Given data:
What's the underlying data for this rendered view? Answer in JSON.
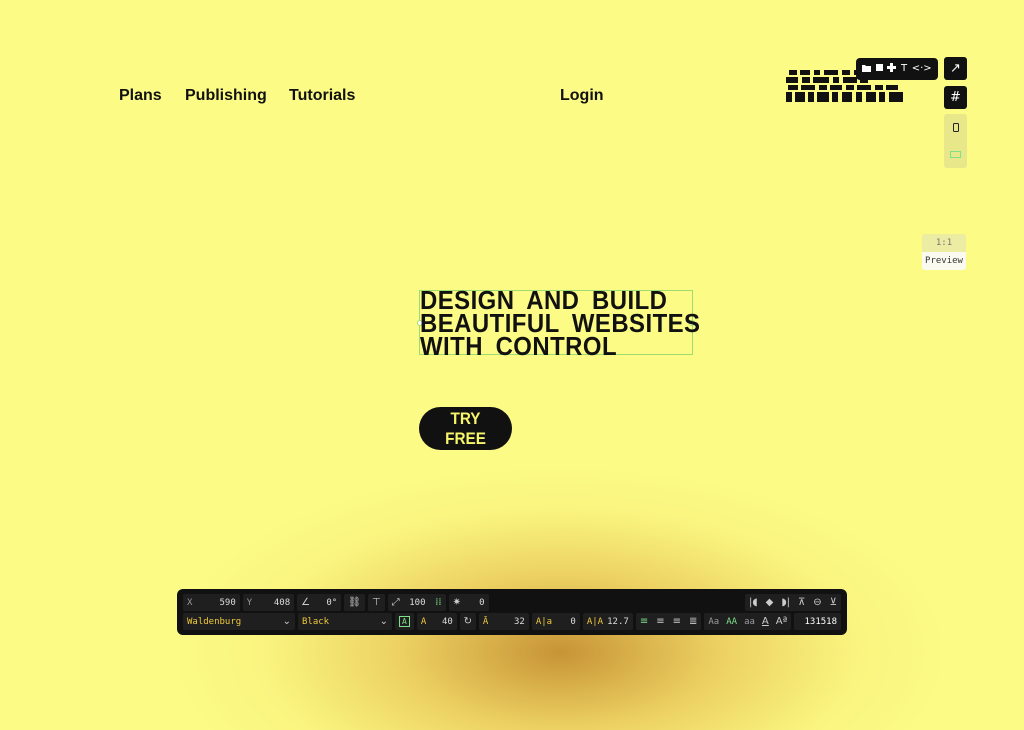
{
  "nav": {
    "plans": "Plans",
    "publishing": "Publishing",
    "tutorials": "Tutorials",
    "login": "Login"
  },
  "element_toolbar": {
    "icons": [
      "folder-icon",
      "square-icon",
      "component-icon",
      "text-icon",
      "code-icon"
    ],
    "text_glyph": "T",
    "code_glyph": "<·>"
  },
  "side_buttons": {
    "open_glyph": "↗",
    "grid_glyph": "#"
  },
  "scale": {
    "ratio": "1:1",
    "preview": "Preview"
  },
  "hero": {
    "headline_lines": [
      "DESIGN AND BUILD",
      "BEAUTIFUL WEBSITES",
      "WITH CONTROL"
    ],
    "cta": "TRY FREE"
  },
  "properties": {
    "x_label": "X",
    "x_value": "590",
    "y_label": "Y",
    "y_value": "408",
    "rotation": "0°",
    "scale_value": "100",
    "blur_value": "0",
    "font_family": "Waldenburg",
    "font_weight": "Black",
    "font_size": "40",
    "line_height": "32",
    "letter_spacing": "0",
    "word_spacing": "12.7",
    "case_options": [
      "Aa",
      "AA",
      "aa"
    ],
    "color_hex": "131518"
  },
  "colors": {
    "background": "#fbfb85",
    "accent_text": "#f7f56a",
    "selection": "#9ddc6e",
    "panel": "#111111"
  }
}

What the exercise asks: Reproduce the entries above exactly. Do not include the images.

Solution to this exercise:
What's the underlying data for this rendered view? Answer in JSON.
{
  "nav": {
    "plans": "Plans",
    "publishing": "Publishing",
    "tutorials": "Tutorials",
    "login": "Login"
  },
  "element_toolbar": {
    "icons": [
      "folder-icon",
      "square-icon",
      "component-icon",
      "text-icon",
      "code-icon"
    ],
    "text_glyph": "T",
    "code_glyph": "<·>"
  },
  "side_buttons": {
    "open_glyph": "↗",
    "grid_glyph": "#"
  },
  "scale": {
    "ratio": "1:1",
    "preview": "Preview"
  },
  "hero": {
    "headline_lines": [
      "DESIGN AND BUILD",
      "BEAUTIFUL WEBSITES",
      "WITH CONTROL"
    ],
    "cta": "TRY FREE"
  },
  "properties": {
    "x_label": "X",
    "x_value": "590",
    "y_label": "Y",
    "y_value": "408",
    "rotation": "0°",
    "scale_value": "100",
    "blur_value": "0",
    "font_family": "Waldenburg",
    "font_weight": "Black",
    "font_size": "40",
    "line_height": "32",
    "letter_spacing": "0",
    "word_spacing": "12.7",
    "case_options": [
      "Aa",
      "AA",
      "aa"
    ],
    "color_hex": "131518"
  },
  "colors": {
    "background": "#fbfb85",
    "accent_text": "#f7f56a",
    "selection": "#9ddc6e",
    "panel": "#111111"
  }
}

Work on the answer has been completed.